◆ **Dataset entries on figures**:

★ ★ ★ ★

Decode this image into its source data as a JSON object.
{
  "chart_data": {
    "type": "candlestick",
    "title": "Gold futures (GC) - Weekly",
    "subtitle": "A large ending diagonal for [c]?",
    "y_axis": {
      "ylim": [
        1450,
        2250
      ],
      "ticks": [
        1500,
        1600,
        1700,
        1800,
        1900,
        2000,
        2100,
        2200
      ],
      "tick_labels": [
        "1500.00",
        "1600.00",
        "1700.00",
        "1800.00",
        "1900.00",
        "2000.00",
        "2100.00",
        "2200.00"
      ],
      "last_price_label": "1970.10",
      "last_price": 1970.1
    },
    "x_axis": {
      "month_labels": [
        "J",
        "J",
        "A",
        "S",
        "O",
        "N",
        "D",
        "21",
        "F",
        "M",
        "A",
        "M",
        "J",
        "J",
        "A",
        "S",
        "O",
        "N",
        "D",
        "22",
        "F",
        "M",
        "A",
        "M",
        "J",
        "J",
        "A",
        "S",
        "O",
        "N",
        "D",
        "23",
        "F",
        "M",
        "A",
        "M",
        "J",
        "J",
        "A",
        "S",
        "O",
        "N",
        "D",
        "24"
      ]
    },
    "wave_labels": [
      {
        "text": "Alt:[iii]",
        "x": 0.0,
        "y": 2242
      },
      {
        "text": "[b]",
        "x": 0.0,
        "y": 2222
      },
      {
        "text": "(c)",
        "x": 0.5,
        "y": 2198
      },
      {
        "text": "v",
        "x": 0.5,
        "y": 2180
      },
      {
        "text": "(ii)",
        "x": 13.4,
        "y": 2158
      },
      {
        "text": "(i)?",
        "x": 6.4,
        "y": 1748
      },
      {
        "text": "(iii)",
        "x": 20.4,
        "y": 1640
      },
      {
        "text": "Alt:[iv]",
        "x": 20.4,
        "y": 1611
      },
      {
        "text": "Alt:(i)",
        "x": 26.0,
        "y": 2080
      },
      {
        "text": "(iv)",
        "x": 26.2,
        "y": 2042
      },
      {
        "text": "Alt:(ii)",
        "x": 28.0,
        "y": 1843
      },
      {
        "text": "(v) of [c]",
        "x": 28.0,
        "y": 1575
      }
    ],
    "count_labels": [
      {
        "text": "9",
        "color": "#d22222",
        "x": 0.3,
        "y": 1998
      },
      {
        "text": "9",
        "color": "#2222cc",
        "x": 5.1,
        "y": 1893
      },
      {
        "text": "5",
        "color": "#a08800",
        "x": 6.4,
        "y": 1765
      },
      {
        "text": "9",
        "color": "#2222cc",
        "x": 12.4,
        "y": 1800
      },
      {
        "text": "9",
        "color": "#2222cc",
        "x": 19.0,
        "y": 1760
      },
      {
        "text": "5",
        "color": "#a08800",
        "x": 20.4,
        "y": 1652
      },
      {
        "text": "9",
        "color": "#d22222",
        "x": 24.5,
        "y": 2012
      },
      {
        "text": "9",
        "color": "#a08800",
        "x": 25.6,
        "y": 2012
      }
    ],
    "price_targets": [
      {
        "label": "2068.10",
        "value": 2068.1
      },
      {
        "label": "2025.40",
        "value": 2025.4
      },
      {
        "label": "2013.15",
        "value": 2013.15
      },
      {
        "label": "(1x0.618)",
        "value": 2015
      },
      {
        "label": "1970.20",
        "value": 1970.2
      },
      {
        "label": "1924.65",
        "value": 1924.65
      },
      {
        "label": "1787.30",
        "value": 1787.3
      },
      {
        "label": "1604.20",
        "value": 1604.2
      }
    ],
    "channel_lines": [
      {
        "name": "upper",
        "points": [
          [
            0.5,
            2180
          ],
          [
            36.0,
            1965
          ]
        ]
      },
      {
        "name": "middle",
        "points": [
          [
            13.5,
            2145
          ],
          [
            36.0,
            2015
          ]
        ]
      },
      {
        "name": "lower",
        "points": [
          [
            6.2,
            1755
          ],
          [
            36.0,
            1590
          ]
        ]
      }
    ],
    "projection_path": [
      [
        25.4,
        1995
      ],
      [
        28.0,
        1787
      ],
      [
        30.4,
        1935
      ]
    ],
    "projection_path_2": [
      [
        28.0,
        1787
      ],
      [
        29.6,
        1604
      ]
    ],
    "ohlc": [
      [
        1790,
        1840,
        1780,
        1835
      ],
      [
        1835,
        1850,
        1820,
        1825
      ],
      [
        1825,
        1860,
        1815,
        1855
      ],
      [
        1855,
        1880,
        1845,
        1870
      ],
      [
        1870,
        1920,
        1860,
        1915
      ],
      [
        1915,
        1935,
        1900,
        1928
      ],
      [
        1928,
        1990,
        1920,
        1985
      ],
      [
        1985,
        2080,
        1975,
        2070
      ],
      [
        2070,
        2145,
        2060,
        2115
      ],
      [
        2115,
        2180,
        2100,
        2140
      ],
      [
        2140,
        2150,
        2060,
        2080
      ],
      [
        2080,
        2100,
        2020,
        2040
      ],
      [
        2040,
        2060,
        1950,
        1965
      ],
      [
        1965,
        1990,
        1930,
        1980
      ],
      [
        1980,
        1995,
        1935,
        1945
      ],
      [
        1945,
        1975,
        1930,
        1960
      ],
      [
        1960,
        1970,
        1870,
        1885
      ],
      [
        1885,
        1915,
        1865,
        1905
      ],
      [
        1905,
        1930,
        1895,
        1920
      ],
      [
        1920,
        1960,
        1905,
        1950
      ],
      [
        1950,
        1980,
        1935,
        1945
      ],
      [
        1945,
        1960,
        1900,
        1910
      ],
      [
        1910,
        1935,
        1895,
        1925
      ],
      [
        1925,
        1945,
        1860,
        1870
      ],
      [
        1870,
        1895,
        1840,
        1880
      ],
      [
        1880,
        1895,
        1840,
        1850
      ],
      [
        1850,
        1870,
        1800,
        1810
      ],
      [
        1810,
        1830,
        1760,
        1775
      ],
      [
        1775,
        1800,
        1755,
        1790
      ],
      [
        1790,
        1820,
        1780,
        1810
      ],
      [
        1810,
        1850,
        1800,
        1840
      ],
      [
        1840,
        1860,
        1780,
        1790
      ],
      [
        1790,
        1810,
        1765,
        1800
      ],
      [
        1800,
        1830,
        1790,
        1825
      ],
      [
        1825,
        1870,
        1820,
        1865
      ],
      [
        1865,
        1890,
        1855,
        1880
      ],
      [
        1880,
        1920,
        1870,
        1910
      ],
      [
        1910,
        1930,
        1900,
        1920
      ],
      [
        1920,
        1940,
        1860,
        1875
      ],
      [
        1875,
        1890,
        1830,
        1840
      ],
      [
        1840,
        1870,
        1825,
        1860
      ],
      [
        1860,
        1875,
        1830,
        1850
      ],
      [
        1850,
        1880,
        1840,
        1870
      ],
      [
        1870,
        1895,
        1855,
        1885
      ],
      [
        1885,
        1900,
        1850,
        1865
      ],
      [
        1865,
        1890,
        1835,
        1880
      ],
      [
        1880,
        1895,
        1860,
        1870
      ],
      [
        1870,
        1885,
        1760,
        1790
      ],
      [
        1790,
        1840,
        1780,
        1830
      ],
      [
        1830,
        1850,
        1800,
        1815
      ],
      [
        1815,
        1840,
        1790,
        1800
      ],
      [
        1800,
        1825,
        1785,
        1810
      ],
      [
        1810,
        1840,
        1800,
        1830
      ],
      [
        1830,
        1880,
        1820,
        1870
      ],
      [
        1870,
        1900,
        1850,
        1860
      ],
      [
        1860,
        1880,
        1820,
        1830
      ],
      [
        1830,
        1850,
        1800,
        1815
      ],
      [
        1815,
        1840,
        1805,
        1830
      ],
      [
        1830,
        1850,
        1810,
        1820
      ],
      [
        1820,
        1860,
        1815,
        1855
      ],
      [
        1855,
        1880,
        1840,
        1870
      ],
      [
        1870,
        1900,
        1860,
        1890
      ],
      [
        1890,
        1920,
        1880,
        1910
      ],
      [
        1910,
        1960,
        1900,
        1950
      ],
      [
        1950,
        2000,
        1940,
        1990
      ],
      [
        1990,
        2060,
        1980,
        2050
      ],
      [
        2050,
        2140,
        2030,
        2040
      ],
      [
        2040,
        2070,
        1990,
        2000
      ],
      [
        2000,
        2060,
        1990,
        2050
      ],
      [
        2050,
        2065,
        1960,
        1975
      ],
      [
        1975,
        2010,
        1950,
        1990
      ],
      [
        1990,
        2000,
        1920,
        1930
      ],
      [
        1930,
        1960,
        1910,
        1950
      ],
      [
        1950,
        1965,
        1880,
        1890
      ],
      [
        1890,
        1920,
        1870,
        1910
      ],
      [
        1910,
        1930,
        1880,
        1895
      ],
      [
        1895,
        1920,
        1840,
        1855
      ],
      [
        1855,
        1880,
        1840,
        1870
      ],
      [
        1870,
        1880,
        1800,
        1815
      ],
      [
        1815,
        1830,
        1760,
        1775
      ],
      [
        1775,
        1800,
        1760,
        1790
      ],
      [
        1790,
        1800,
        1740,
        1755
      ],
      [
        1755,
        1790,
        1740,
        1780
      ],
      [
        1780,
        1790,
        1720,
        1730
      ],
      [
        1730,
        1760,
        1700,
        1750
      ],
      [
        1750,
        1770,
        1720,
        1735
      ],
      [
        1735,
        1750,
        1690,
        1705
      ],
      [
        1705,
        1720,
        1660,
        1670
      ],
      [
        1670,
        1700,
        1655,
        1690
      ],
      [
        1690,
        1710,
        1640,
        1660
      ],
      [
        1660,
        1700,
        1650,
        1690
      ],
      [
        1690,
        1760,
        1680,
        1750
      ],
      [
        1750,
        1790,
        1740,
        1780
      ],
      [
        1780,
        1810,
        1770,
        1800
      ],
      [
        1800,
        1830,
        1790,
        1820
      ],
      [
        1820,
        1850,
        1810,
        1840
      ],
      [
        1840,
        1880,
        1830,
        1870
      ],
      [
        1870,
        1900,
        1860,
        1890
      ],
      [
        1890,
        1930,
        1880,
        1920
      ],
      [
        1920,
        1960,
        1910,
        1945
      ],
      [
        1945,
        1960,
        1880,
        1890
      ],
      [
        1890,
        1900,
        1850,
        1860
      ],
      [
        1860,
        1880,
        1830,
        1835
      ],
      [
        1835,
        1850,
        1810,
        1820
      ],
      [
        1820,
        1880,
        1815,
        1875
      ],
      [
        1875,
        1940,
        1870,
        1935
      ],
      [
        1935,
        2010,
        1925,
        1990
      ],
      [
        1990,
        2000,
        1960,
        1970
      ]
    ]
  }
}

★ ★ ★ ★

From the entries above, copy every line containing the word "value".

◆ **EXERCISE OUTPUT**:
        "value": 2068.1
        "value": 2025.4
        "value": 2013.15
        "value": 2015
        "value": 1970.2
        "value": 1924.65
        "value": 1787.3
        "value": 1604.2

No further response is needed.